Work instructions: Show all lines holding "false".

======== Data shown

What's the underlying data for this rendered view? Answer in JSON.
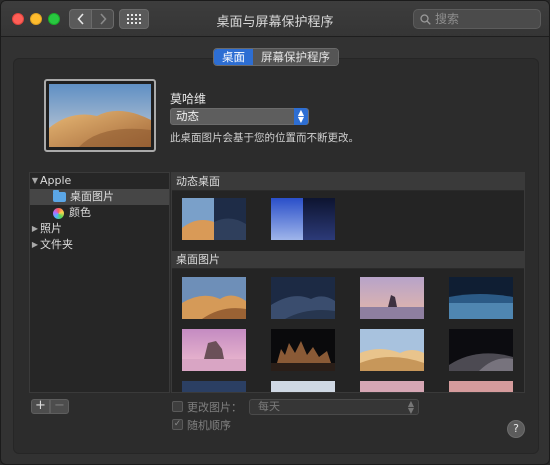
{
  "window": {
    "title": "桌面与屏幕保护程序",
    "search_placeholder": "搜索",
    "nav_back_icon": "chevron-left-icon",
    "nav_forward_icon": "chevron-right-icon",
    "show_all_icon": "grid-icon"
  },
  "tabs": [
    {
      "label": "桌面",
      "active": true
    },
    {
      "label": "屏幕保护程序",
      "active": false
    }
  ],
  "current": {
    "name": "莫哈维",
    "mode": "动态",
    "description": "此桌面图片会基于您的位置而不断更改。"
  },
  "sidebar": {
    "group": "Apple",
    "items": [
      {
        "label": "桌面图片",
        "icon": "folder-icon",
        "selected": true
      },
      {
        "label": "颜色",
        "icon": "color-wheel-icon",
        "selected": false
      }
    ],
    "other_groups": [
      "照片",
      "文件夹"
    ]
  },
  "sections": {
    "dynamic": "动态桌面",
    "pictures": "桌面图片"
  },
  "bottom": {
    "add_label": "+",
    "remove_label": "−",
    "change_picture_label": "更改图片：",
    "change_picture_checked": false,
    "interval": "每天",
    "random_order_label": "随机顺序",
    "random_order_checked": true,
    "help_label": "?"
  },
  "colors": {
    "accent": "#2d6ed3",
    "window_bg": "#323232"
  }
}
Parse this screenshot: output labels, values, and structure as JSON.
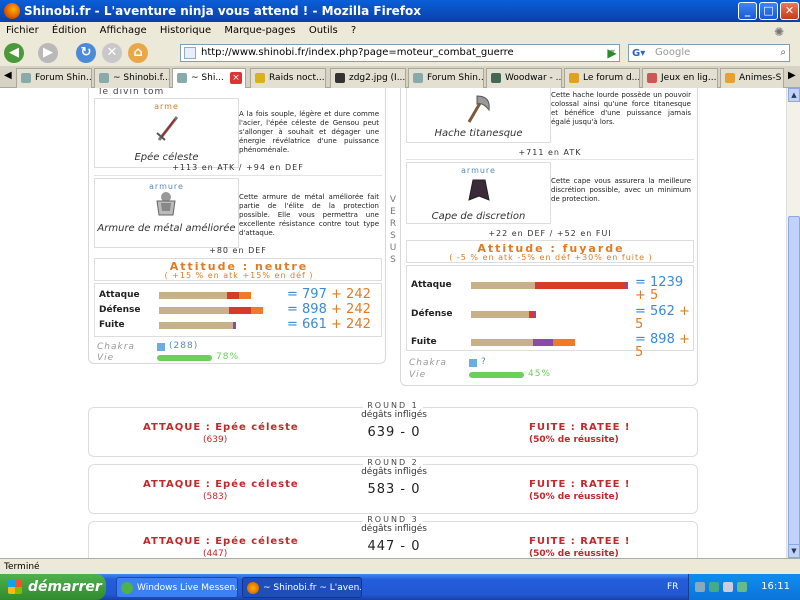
{
  "window": {
    "title": "Shinobi.fr - L'aventure ninja vous attend ! - Mozilla Firefox",
    "buttons": [
      "_",
      "□",
      "✕"
    ]
  },
  "menu": [
    "Fichier",
    "Édition",
    "Affichage",
    "Historique",
    "Marque-pages",
    "Outils",
    "?"
  ],
  "nav": {
    "url": "http://www.shinobi.fr/index.php?page=moteur_combat_guerre",
    "search_placeholder": "Google"
  },
  "tabs": [
    "Forum Shin...",
    "~ Shinobi.f...",
    "~ Shi...",
    "Raids noct...",
    "zdg2.jpg (I...",
    "Forum Shin...",
    "Woodwar - ...",
    "Le forum d...",
    "Jeux en lig...",
    "Animes-S"
  ],
  "left": {
    "title": "le divin tom",
    "weapon": {
      "category": "arme",
      "name": "Epée céleste",
      "desc": "A la fois souple, légère et dure comme l'acier, l'épée céleste de Gensou peut s'allonger à souhait et dégager une énergie révélatrice d'une puissance phénoménale.",
      "stat": "+113 en ATK / +94 en DEF"
    },
    "armor": {
      "category": "armure",
      "name": "Armure de métal améliorée",
      "desc": "Cette armure de métal améliorée fait partie de l'élite de la protection possible. Elle vous permettra une excellente résistance contre tout type d'attaque.",
      "stat": "+80 en DEF"
    },
    "attitude": "Attitude : neutre",
    "attitude_sub": "( +15 % en atk +15% en déf )",
    "stats": [
      {
        "label": "Attaque",
        "base": "797",
        "bonus": "242"
      },
      {
        "label": "Défense",
        "base": "898",
        "bonus": "242"
      },
      {
        "label": "Fuite",
        "base": "661",
        "bonus": "242"
      }
    ],
    "chakra_label": "Chakra",
    "chakra_value": "(288)",
    "vie_label": "Vie",
    "vie_value": "78%",
    "vie_fraction": 0.78
  },
  "versus": [
    "V",
    "E",
    "R",
    "S",
    "U",
    "S"
  ],
  "right": {
    "weapon": {
      "category": "arme",
      "name": "Hache titanesque",
      "desc": "Cette hache lourde possède un pouvoir colossal ainsi qu'une force titanesque et bénéfice d'une puissance jamais égalé jusqu'à lors.",
      "stat": "+711 en ATK"
    },
    "armor": {
      "category": "armure",
      "name": "Cape de discretion",
      "desc": "Cette cape vous assurera la meilleure discrétion possible, avec un minimum de protection.",
      "stat": "+22 en DEF / +52 en FUI"
    },
    "attitude": "Attitude : fuyarde",
    "attitude_sub": "( -5 % en atk -5% en déf +30% en fuite )",
    "stats": [
      {
        "label": "Attaque",
        "base": "1239",
        "bonus": "5"
      },
      {
        "label": "Défense",
        "base": "562",
        "bonus": "5"
      },
      {
        "label": "Fuite",
        "base": "898",
        "bonus": "5"
      }
    ],
    "chakra_label": "Chakra",
    "chakra_value": "?",
    "vie_label": "Vie",
    "vie_value": "45%",
    "vie_fraction": 0.45
  },
  "rounds": [
    {
      "label": "ROUND 1",
      "attack": "ATTAQUE : Epée céleste",
      "attack_num": "(639)",
      "degats_label": "dégâts infligés",
      "damage": "639 - 0",
      "fuite": "FUITE : RATEE !",
      "fuite_sub": "(50% de réussite)"
    },
    {
      "label": "ROUND 2",
      "attack": "ATTAQUE : Epée céleste",
      "attack_num": "(583)",
      "degats_label": "dégâts infligés",
      "damage": "583 - 0",
      "fuite": "FUITE : RATEE !",
      "fuite_sub": "(50% de réussite)"
    },
    {
      "label": "ROUND 3",
      "attack": "ATTAQUE : Epée céleste",
      "attack_num": "(447)",
      "degats_label": "dégâts infligés",
      "damage": "447 - 0",
      "fuite": "FUITE : RATEE !",
      "fuite_sub": "(50% de réussite)"
    }
  ],
  "status": "Terminé",
  "taskbar": {
    "start": "démarrer",
    "tasks": [
      "Windows Live Messen...",
      "~ Shinobi.fr ~ L'aven..."
    ],
    "lang": "FR",
    "clock": "16:11"
  },
  "colors": {
    "attitude": "#e07b25",
    "stat_value": "#3a8ad8",
    "round_red": "#c0282a",
    "vie_green": "#6bd05a",
    "chakra_blue": "#6aaee0"
  }
}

================

Solution to the problem:
      "active": false
        "selected": false
    "change_picture_checked": false,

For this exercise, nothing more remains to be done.